(Data records)
============================================================

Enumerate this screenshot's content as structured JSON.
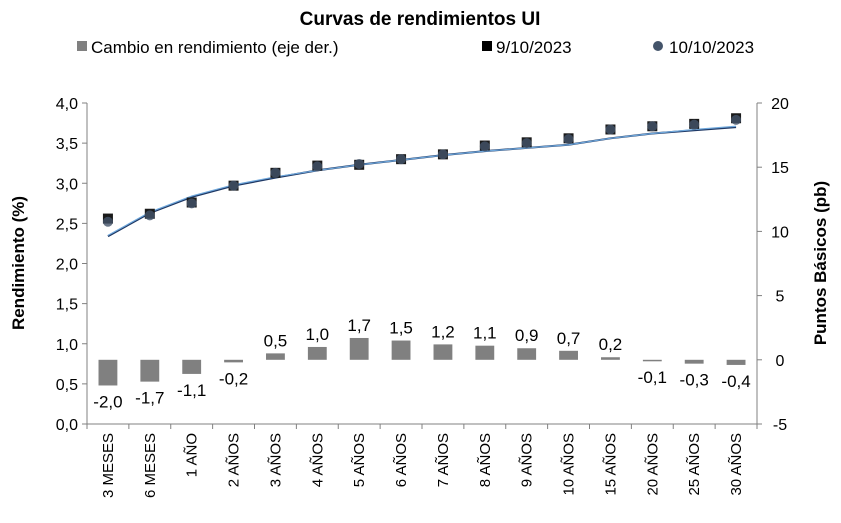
{
  "chart_data": {
    "type": "bar",
    "title": "Curvas de rendimientos UI",
    "legend": {
      "placement": "top",
      "items": [
        {
          "label": "Cambio en rendimiento (eje der.)",
          "marker": "square",
          "color": "#808080"
        },
        {
          "label": "9/10/2023",
          "marker": "square",
          "color": "#000000"
        },
        {
          "label": "10/10/2023",
          "marker": "circle",
          "color": "#44546a"
        }
      ]
    },
    "categories": [
      "3 MESES",
      "6 MESES",
      "1 AÑO",
      "2 AÑOS",
      "3 AÑOS",
      "4 AÑOS",
      "5 AÑOS",
      "6 AÑOS",
      "7 AÑOS",
      "8 AÑOS",
      "9 AÑOS",
      "10 AÑOS",
      "15 AÑOS",
      "20 AÑOS",
      "25 AÑOS",
      "30 AÑOS"
    ],
    "y_left": {
      "label": "Rendimiento (%)",
      "min": 0,
      "max": 4,
      "step": 0.5,
      "ticks": [
        "0,0",
        "0,5",
        "1,0",
        "1,5",
        "2,0",
        "2,5",
        "3,0",
        "3,5",
        "4,0"
      ]
    },
    "y_right": {
      "label": "Puntos Básicos (pb)",
      "min": -5,
      "max": 20,
      "step": 5,
      "ticks": [
        "-5",
        "0",
        "5",
        "10",
        "15",
        "20"
      ]
    },
    "grid": false,
    "series": [
      {
        "name": "Cambio en rendimiento (eje der.)",
        "type": "bar",
        "axis": "right",
        "color": "#808080",
        "values": [
          -2.0,
          -1.7,
          -1.1,
          -0.2,
          0.5,
          1.0,
          1.7,
          1.5,
          1.2,
          1.1,
          0.9,
          0.7,
          0.2,
          -0.1,
          -0.3,
          -0.4
        ],
        "data_labels": [
          "-2,0",
          "-1,7",
          "-1,1",
          "-0,2",
          "0,5",
          "1,0",
          "1,7",
          "1,5",
          "1,2",
          "1,1",
          "0,9",
          "0,7",
          "0,2",
          "-0,1",
          "-0,3",
          "-0,4"
        ]
      },
      {
        "name": "9/10/2023",
        "type": "scatter",
        "axis": "left",
        "marker": "square",
        "color": "#000000",
        "values": [
          2.56,
          2.62,
          2.76,
          2.97,
          3.13,
          3.22,
          3.23,
          3.3,
          3.36,
          3.47,
          3.51,
          3.56,
          3.67,
          3.71,
          3.74,
          3.81
        ]
      },
      {
        "name": "10/10/2023",
        "type": "scatter",
        "axis": "left",
        "marker": "circle",
        "color": "#44546a",
        "values": [
          2.52,
          2.6,
          2.75,
          2.97,
          3.13,
          3.21,
          3.24,
          3.3,
          3.36,
          3.46,
          3.5,
          3.55,
          3.67,
          3.71,
          3.73,
          3.79
        ]
      },
      {
        "name": "trend-9/10/2023",
        "type": "line",
        "axis": "left",
        "color": "#1f3864",
        "values": [
          2.34,
          2.63,
          2.83,
          2.97,
          3.07,
          3.16,
          3.23,
          3.29,
          3.35,
          3.4,
          3.44,
          3.48,
          3.56,
          3.62,
          3.66,
          3.7
        ]
      },
      {
        "name": "trend-10/10/2023",
        "type": "line",
        "axis": "left",
        "color": "#6fa8dc",
        "values": [
          2.35,
          2.64,
          2.84,
          2.98,
          3.08,
          3.16,
          3.23,
          3.29,
          3.35,
          3.4,
          3.44,
          3.48,
          3.56,
          3.62,
          3.67,
          3.71
        ]
      }
    ]
  }
}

============================================================

* _STATED PROBLEM_
Lines containing "marker" are to be counted. State the total and add nothing.

* _FULL ANSWER_
5